Copy out each line that has "ceux" in it.

:: MATERIAL

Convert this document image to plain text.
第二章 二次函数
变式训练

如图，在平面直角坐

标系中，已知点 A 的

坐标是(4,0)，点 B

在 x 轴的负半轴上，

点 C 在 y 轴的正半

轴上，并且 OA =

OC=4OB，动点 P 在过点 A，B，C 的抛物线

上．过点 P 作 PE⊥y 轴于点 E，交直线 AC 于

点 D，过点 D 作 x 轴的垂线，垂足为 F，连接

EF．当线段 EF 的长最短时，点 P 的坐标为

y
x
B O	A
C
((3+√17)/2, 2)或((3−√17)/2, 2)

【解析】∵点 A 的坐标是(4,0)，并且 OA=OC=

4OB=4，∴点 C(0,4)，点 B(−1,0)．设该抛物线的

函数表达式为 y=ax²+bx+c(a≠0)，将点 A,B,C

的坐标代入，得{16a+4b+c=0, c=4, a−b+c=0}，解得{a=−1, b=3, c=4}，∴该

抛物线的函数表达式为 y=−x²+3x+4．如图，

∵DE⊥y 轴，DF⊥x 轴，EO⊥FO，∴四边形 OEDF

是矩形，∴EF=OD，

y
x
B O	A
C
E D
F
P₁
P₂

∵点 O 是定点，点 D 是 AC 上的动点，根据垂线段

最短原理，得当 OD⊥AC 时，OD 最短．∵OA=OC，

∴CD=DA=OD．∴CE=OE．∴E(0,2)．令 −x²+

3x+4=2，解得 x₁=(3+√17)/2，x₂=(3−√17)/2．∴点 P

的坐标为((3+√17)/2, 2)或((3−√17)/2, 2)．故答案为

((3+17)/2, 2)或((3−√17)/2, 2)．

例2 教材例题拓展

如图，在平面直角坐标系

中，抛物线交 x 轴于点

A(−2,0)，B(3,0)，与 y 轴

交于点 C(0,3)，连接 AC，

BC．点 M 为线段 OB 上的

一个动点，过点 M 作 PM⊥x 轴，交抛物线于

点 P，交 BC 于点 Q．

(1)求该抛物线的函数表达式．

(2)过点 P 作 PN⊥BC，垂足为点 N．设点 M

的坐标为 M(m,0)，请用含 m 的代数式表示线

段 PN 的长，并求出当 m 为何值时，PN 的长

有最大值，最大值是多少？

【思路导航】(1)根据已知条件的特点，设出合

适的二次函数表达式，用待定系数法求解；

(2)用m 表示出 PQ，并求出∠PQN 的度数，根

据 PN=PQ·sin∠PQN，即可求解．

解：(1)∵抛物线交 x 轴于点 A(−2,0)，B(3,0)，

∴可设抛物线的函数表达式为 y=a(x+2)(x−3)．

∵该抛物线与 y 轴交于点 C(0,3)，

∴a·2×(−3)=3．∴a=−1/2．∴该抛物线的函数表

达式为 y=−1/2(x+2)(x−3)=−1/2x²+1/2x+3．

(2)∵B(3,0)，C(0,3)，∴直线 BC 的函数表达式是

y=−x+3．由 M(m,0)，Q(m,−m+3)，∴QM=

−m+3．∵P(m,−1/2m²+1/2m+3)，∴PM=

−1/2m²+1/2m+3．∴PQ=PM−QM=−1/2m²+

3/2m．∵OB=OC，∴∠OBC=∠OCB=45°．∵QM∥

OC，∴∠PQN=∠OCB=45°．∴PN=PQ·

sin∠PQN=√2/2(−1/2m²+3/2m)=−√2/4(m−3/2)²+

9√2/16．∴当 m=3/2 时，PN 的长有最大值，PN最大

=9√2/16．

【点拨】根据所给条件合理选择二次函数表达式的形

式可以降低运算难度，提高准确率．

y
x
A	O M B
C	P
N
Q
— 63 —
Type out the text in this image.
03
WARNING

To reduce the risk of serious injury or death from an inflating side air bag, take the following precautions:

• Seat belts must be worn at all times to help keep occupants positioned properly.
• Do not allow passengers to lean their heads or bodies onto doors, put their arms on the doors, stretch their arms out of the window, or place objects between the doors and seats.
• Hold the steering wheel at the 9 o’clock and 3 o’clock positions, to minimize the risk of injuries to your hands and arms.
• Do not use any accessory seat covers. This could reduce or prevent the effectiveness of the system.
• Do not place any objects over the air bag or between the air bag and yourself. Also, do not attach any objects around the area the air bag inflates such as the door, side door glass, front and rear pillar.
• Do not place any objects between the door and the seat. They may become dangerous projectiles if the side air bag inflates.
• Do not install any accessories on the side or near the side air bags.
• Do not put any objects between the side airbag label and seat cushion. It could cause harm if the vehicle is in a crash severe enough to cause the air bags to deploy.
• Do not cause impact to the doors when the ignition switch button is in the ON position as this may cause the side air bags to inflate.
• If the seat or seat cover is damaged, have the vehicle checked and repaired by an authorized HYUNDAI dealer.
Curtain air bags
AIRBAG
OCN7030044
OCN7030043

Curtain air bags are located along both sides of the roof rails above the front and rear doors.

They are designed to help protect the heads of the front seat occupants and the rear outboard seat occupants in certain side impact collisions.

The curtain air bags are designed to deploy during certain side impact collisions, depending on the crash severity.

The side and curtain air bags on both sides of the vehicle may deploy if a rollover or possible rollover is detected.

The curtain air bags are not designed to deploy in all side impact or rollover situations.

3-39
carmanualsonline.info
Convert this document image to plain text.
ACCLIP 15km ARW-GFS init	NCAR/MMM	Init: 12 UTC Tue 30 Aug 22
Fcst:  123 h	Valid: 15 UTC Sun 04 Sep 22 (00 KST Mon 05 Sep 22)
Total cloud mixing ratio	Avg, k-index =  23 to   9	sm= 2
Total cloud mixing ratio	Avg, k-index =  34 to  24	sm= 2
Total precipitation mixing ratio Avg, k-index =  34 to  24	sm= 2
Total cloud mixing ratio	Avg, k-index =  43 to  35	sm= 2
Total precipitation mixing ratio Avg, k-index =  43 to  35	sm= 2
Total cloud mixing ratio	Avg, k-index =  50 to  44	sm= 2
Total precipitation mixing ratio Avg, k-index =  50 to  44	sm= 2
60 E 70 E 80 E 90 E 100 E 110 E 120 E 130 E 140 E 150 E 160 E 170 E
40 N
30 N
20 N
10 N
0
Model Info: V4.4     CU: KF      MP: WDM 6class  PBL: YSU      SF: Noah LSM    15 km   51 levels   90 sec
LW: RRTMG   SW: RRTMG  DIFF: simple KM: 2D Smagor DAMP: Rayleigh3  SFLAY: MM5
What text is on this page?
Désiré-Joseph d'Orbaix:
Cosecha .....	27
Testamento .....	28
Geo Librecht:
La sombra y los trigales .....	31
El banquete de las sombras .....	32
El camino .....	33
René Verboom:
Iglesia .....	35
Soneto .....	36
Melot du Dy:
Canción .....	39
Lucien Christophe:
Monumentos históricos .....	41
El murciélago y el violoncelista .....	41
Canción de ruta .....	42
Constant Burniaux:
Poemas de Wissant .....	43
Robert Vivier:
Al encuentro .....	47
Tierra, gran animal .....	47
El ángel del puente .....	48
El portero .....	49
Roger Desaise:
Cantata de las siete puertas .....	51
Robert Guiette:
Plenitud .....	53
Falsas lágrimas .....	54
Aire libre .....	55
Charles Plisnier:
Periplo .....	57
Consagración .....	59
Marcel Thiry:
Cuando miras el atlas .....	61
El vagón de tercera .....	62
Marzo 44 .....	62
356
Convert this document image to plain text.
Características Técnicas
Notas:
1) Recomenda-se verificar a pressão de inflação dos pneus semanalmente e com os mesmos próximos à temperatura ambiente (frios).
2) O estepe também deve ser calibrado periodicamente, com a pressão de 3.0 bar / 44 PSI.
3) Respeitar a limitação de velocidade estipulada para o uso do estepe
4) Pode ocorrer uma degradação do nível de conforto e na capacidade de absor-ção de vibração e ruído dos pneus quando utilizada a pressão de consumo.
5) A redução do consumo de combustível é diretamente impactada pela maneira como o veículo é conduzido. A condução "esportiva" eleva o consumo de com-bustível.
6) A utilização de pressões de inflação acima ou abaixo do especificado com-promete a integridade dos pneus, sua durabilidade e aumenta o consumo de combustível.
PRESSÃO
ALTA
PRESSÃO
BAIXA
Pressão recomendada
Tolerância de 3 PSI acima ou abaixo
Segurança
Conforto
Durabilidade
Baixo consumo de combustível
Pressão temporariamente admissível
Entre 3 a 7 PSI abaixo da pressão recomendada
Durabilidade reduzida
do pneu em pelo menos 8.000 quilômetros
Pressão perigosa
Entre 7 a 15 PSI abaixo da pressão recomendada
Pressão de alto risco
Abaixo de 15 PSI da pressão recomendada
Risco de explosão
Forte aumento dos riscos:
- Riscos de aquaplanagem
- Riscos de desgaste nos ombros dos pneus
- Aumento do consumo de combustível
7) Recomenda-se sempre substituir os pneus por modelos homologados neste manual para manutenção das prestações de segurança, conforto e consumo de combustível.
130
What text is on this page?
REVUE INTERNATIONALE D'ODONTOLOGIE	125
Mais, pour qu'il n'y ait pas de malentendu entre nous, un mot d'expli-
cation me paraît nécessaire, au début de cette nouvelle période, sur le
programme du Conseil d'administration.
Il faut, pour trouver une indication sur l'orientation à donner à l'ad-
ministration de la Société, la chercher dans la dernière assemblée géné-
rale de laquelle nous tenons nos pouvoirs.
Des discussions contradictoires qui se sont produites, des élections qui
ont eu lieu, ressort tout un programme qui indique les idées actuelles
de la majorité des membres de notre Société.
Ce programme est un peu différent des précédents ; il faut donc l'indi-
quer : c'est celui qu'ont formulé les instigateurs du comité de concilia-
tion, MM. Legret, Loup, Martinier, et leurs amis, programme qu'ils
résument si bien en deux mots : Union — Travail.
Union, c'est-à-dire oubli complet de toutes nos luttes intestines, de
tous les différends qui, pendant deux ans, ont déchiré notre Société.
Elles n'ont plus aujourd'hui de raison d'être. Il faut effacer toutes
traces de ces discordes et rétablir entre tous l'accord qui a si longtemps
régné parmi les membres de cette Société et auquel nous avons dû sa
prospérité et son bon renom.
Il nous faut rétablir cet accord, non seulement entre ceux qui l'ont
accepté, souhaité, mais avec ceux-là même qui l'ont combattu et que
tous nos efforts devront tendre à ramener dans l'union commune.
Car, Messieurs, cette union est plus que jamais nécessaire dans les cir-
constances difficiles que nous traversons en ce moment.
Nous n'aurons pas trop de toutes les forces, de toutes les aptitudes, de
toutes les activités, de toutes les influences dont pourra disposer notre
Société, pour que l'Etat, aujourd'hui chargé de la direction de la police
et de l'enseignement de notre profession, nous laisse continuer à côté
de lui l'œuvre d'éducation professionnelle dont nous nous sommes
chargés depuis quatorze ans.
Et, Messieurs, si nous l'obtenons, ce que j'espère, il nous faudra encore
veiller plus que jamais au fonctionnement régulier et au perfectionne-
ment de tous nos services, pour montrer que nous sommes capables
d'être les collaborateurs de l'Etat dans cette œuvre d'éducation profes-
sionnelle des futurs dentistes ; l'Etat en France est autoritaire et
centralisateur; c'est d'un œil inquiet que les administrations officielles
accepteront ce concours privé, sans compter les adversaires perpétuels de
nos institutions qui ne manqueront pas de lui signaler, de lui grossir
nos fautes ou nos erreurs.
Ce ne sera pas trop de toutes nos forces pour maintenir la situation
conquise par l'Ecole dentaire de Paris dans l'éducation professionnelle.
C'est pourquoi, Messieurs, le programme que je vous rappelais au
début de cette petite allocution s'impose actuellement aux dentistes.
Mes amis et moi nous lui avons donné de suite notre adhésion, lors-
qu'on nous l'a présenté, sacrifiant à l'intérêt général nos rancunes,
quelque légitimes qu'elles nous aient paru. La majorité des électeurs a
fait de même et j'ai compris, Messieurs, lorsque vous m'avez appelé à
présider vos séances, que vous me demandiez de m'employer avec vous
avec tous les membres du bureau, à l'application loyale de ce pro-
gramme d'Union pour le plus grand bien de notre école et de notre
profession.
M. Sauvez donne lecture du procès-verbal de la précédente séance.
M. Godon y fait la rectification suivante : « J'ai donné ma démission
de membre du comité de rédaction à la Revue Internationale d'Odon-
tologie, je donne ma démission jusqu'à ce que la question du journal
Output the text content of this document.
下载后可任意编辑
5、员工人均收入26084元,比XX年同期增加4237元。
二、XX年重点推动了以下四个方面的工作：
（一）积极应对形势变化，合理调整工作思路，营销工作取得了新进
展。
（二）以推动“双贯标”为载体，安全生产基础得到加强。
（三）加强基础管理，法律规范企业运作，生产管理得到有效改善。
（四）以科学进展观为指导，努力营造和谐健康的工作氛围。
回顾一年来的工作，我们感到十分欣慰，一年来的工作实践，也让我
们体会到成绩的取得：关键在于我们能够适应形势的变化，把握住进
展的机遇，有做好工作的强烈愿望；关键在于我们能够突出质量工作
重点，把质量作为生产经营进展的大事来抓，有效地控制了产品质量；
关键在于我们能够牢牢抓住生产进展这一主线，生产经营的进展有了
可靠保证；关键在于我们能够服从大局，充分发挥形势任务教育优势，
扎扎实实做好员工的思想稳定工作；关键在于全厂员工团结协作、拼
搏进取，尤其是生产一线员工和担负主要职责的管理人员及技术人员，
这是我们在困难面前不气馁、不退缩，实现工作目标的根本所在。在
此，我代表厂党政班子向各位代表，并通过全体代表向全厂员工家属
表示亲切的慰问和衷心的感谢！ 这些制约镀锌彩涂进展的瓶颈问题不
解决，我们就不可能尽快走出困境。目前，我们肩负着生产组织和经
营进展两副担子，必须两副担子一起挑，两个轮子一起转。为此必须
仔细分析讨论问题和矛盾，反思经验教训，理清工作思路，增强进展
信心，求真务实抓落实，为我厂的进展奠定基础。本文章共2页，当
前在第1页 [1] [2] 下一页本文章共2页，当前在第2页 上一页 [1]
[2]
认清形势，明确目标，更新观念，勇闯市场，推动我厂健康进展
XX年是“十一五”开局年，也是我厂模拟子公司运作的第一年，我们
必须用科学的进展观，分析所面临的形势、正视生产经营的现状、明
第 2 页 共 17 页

::::

TASK RESULT:
Il nous faut rétablir cet accord, non seulement entre ceux qui l'ont
accepté, souhaité, mais avec ceux-là même qui l'ont combattu et que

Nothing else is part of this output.